* Data records:
========================================
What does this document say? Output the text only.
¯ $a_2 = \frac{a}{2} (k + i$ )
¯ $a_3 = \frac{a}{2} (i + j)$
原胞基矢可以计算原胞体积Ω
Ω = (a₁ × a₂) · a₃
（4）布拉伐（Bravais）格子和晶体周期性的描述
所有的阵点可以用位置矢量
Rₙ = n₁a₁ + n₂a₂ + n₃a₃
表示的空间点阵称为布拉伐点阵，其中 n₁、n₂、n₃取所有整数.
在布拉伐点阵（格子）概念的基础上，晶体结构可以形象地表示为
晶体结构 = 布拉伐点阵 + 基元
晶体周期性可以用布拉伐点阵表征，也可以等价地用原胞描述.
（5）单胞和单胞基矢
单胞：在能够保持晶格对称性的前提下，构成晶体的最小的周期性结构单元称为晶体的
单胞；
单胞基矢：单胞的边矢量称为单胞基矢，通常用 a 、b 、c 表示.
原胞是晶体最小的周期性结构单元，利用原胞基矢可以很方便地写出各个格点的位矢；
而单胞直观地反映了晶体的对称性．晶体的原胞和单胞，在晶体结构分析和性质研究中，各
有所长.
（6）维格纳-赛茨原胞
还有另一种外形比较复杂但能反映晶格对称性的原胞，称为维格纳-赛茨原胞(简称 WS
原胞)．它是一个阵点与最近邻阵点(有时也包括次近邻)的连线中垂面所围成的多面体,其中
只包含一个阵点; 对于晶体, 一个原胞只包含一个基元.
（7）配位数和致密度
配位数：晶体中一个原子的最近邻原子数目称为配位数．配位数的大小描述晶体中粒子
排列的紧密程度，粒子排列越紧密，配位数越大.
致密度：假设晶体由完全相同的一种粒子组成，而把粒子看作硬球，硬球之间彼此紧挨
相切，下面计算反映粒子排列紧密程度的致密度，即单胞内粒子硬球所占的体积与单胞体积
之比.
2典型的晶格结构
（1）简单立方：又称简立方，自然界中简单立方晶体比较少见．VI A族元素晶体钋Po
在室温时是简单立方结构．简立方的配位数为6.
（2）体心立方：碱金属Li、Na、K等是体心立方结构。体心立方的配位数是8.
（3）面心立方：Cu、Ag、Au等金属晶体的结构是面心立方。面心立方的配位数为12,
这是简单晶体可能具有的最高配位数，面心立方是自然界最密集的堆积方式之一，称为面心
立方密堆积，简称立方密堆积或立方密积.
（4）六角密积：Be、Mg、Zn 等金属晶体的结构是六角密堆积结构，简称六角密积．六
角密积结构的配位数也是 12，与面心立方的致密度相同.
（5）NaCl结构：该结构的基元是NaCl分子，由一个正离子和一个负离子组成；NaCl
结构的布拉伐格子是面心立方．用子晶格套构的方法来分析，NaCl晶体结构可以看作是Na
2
========================================
* What the task requires:
Copy all lines from the material that contain "赛茨原胞".

* Solution below:
（6）维格纳-赛茨原胞
还有另一种外形比较复杂但能反映晶格对称性的原胞，称为维格纳-赛茨原胞(简称 WS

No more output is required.